■ **TASK INPUT**
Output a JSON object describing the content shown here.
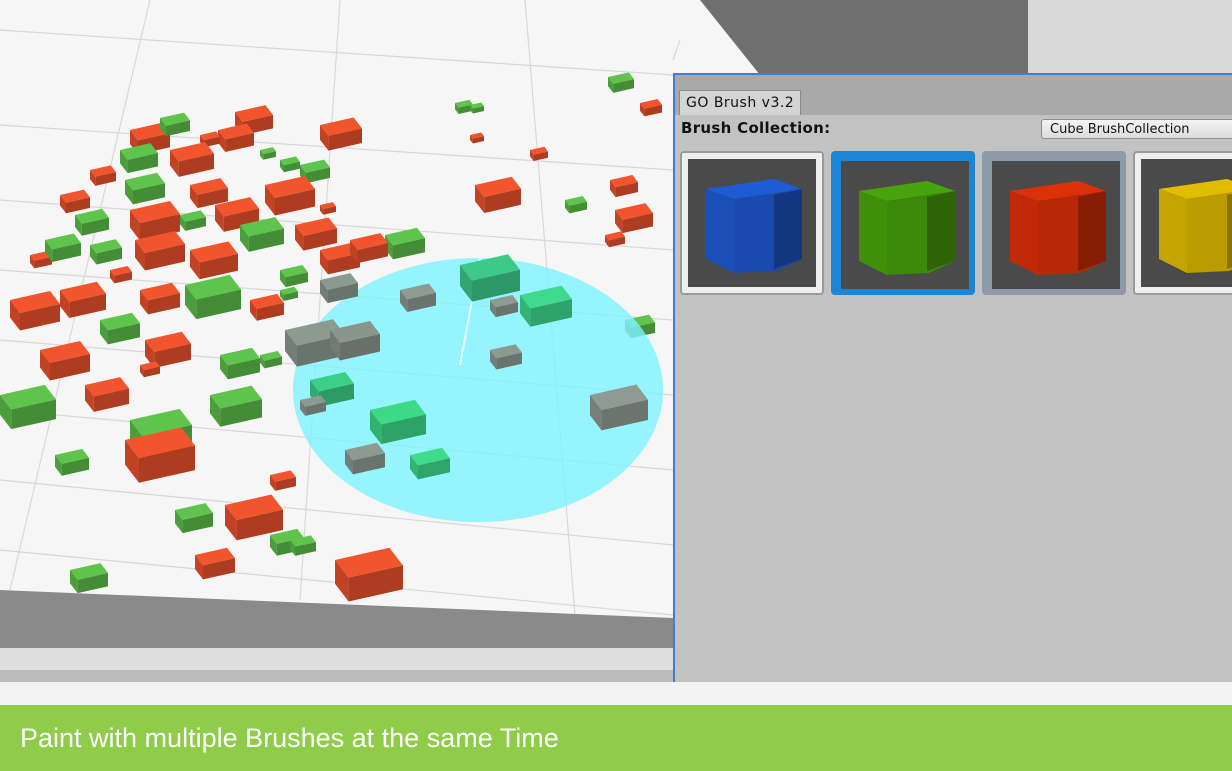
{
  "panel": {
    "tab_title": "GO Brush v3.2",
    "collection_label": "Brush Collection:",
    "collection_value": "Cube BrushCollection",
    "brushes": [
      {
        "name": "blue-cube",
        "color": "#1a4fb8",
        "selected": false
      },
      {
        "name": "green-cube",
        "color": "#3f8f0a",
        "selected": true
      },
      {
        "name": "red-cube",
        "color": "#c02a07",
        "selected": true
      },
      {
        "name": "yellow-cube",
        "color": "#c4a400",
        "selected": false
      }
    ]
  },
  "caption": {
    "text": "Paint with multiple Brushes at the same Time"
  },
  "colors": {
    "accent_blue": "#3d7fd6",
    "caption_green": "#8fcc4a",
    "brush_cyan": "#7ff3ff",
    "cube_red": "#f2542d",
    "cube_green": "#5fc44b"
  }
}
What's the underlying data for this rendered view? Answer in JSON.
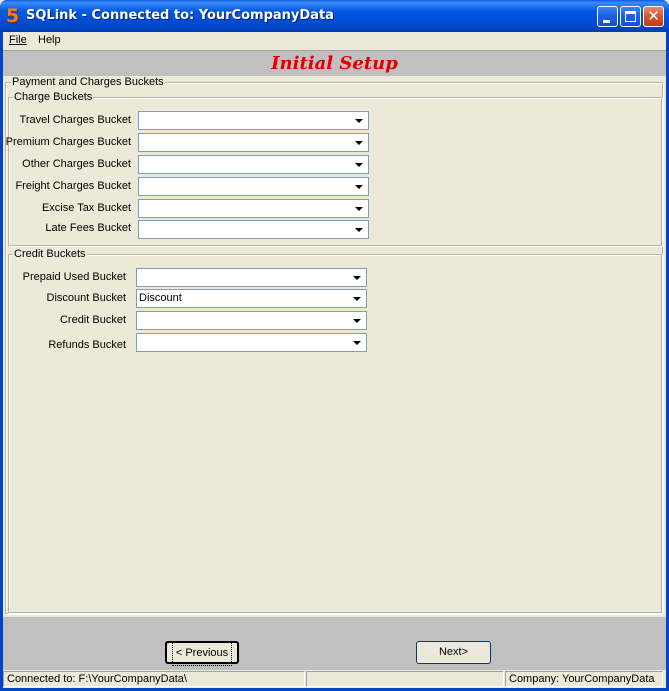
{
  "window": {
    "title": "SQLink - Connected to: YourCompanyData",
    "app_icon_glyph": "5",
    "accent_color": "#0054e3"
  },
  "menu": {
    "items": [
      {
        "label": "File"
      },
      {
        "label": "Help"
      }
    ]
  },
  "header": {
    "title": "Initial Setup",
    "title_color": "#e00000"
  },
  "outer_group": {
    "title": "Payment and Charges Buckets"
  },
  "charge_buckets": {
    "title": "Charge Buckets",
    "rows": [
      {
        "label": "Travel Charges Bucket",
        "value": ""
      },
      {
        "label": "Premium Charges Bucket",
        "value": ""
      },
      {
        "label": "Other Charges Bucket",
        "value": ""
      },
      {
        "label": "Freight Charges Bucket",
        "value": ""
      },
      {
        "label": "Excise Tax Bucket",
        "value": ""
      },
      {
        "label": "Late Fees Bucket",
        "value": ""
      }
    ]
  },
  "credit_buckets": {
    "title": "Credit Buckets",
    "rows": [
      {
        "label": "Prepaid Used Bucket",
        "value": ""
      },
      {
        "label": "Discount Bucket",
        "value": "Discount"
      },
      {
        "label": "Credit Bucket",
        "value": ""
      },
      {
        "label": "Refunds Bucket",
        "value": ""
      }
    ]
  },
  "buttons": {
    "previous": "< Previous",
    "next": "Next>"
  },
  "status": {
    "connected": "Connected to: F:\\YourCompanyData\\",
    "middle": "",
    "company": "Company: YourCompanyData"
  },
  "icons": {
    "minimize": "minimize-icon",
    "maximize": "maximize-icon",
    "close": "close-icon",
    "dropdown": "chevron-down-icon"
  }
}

■ **PROBLEM TO WORK ON**
From the listing above, find the number of lines with the word "Discount" in them. Answer with the number only.

■ **SOLVED EXERCISE**
2